PROBLEM TO SOLVE:
Look for the string "Land" in every line, and copy each line that has it.

--- SOURCE DATA ---

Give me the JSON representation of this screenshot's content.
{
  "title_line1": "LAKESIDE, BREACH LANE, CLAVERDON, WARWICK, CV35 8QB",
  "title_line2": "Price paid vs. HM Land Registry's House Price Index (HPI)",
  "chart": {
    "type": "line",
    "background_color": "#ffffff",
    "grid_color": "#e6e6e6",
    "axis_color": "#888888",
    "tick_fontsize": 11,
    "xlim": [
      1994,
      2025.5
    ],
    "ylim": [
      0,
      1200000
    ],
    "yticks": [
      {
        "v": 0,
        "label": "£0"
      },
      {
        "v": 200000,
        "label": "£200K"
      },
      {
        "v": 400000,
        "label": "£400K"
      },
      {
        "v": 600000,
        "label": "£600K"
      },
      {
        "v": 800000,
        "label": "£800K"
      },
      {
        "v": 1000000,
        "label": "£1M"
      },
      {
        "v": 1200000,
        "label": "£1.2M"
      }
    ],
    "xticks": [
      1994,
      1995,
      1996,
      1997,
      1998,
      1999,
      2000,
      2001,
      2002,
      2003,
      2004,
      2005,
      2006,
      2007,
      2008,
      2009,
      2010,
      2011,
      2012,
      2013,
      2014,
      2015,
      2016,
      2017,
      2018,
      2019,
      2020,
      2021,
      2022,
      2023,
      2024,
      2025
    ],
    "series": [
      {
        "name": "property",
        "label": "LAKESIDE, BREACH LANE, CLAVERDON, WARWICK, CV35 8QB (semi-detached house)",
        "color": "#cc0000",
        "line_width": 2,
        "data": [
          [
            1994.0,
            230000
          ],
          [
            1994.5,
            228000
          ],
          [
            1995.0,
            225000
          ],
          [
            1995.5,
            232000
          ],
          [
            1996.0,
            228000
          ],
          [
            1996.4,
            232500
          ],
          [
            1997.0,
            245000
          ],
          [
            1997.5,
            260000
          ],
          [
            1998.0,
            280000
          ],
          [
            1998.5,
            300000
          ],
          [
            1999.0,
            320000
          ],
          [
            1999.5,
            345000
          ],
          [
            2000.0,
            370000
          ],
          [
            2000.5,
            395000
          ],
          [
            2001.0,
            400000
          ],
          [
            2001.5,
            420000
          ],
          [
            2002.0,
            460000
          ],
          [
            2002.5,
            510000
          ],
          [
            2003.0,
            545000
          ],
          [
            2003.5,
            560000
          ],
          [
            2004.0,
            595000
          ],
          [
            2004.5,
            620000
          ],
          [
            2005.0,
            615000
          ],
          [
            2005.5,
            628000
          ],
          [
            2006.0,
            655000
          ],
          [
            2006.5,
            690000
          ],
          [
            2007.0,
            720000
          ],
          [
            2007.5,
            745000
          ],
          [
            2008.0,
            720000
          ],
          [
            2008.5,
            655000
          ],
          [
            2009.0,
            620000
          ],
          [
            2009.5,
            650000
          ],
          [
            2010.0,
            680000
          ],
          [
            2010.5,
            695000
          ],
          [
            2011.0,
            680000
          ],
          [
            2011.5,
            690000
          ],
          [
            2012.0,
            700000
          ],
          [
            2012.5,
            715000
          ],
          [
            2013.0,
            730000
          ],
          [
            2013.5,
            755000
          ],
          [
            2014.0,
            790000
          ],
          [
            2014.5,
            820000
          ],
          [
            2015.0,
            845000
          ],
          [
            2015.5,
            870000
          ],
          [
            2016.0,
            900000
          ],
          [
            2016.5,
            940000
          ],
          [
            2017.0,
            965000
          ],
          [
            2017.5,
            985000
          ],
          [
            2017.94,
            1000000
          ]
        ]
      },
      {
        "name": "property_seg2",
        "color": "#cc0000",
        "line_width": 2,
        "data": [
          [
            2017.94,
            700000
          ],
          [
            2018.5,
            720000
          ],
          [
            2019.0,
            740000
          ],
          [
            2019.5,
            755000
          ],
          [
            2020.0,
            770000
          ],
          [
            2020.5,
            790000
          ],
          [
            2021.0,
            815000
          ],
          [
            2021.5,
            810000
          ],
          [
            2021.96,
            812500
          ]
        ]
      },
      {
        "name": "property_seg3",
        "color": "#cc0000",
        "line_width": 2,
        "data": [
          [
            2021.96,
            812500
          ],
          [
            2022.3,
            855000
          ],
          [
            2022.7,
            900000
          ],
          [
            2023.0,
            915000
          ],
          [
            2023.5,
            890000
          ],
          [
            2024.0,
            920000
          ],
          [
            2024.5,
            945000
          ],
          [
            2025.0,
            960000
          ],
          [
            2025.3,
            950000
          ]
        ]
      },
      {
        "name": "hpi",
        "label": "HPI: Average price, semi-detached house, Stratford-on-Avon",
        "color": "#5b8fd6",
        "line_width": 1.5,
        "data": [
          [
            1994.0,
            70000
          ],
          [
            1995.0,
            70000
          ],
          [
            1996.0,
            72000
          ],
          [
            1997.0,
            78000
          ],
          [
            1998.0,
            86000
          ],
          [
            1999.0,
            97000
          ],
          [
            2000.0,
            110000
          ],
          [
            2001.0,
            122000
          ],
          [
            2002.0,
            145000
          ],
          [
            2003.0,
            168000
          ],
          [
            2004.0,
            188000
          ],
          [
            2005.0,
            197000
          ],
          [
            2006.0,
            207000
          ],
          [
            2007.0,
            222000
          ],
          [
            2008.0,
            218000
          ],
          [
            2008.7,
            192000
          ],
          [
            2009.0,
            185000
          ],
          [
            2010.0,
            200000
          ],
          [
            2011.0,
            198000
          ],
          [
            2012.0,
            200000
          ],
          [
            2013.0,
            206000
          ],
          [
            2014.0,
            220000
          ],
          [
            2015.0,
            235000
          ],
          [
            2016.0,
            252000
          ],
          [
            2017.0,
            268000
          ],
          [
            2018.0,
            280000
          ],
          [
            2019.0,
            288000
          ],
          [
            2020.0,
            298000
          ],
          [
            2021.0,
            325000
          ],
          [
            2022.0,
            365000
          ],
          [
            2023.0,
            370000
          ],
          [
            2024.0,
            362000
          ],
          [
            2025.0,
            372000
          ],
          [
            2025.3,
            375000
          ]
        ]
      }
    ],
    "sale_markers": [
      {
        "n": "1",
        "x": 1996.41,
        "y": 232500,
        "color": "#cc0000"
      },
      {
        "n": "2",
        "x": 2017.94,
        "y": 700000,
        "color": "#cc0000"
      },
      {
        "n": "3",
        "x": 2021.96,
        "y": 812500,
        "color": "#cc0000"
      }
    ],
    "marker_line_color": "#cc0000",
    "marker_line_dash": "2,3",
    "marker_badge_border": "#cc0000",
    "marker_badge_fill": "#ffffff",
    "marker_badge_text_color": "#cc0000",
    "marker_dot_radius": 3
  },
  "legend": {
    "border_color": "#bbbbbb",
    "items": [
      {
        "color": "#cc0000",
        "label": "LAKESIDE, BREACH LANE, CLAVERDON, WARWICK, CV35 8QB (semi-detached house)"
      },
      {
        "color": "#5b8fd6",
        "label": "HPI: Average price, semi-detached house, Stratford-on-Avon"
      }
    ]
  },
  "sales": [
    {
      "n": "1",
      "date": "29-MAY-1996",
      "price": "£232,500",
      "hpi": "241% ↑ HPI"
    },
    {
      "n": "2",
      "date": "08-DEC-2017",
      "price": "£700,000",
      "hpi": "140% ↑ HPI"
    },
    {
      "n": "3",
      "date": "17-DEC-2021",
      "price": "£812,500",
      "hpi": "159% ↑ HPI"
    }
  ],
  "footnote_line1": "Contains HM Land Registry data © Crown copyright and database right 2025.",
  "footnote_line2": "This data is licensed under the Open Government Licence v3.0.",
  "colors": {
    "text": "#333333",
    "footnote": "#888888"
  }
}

---

RESULT OF THE TASK:
  "title_line2": "Price paid vs. HM Land Registry's House Price Index (HPI)",
  "footnote_line1": "Contains HM Land Registry data © Crown copyright and database right 2025.",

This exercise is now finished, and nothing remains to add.